**WHAT THE TASK REQUIRES**
Pick out every line with the word "structured" and copy it.

**MATERIAL TO PROCESS**
○ ○ ○ ○ ○

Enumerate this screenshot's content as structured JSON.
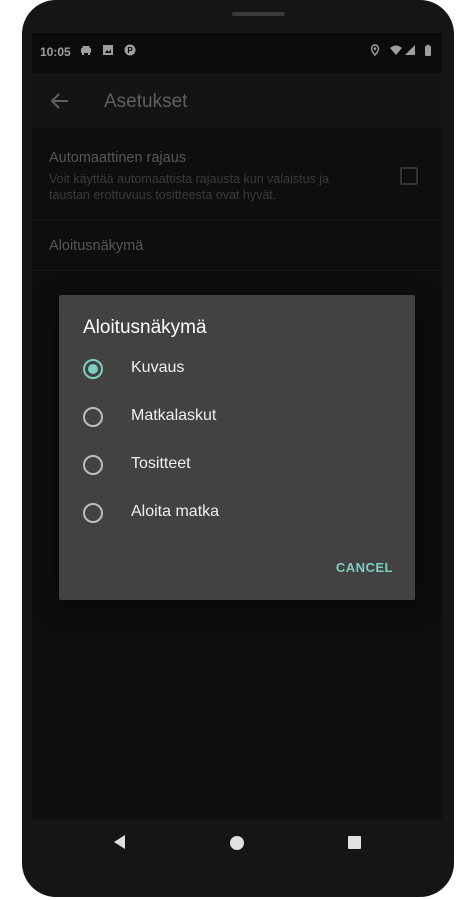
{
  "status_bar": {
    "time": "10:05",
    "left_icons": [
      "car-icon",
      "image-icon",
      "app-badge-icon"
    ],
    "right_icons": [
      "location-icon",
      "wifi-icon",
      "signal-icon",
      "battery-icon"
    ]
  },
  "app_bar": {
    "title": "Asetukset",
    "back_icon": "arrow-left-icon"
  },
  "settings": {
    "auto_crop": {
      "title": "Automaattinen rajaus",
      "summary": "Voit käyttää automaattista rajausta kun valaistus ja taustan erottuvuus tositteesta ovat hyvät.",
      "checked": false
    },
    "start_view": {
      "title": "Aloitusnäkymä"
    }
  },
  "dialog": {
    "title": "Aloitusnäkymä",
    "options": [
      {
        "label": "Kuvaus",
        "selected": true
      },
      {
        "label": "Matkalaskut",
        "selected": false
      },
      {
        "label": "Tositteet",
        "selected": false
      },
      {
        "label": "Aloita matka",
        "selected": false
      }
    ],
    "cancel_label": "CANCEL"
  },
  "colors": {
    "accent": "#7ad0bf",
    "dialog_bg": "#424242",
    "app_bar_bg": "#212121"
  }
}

○ ○ ○ ○ ○

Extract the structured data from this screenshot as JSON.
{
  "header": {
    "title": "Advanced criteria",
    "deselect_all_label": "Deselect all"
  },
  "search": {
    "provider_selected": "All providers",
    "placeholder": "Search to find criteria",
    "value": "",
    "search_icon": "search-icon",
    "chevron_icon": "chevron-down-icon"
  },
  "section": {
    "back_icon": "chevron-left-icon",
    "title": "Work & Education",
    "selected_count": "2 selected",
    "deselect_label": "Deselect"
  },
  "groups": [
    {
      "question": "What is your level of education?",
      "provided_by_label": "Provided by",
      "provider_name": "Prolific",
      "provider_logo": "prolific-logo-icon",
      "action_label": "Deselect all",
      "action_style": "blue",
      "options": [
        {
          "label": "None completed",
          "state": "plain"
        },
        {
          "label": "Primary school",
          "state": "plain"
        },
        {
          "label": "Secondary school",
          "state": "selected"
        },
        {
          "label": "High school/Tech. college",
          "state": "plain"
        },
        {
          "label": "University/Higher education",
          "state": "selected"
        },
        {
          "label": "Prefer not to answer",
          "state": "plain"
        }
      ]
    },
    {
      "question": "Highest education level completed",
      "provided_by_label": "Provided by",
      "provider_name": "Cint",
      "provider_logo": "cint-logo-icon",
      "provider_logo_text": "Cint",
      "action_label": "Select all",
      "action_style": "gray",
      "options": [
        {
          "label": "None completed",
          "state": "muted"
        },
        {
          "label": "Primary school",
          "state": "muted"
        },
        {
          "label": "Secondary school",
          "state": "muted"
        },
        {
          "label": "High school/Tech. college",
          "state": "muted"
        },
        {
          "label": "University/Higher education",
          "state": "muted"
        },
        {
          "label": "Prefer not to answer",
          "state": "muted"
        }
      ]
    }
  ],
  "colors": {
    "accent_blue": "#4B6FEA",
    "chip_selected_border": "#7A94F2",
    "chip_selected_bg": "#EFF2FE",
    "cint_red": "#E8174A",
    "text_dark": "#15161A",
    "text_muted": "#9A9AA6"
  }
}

○ ○ ○ ○ ○

**EXPECTED ANSWER**
Enumerate this screenshot's content as structured JSON.
Extract the structured data from this screenshot as JSON.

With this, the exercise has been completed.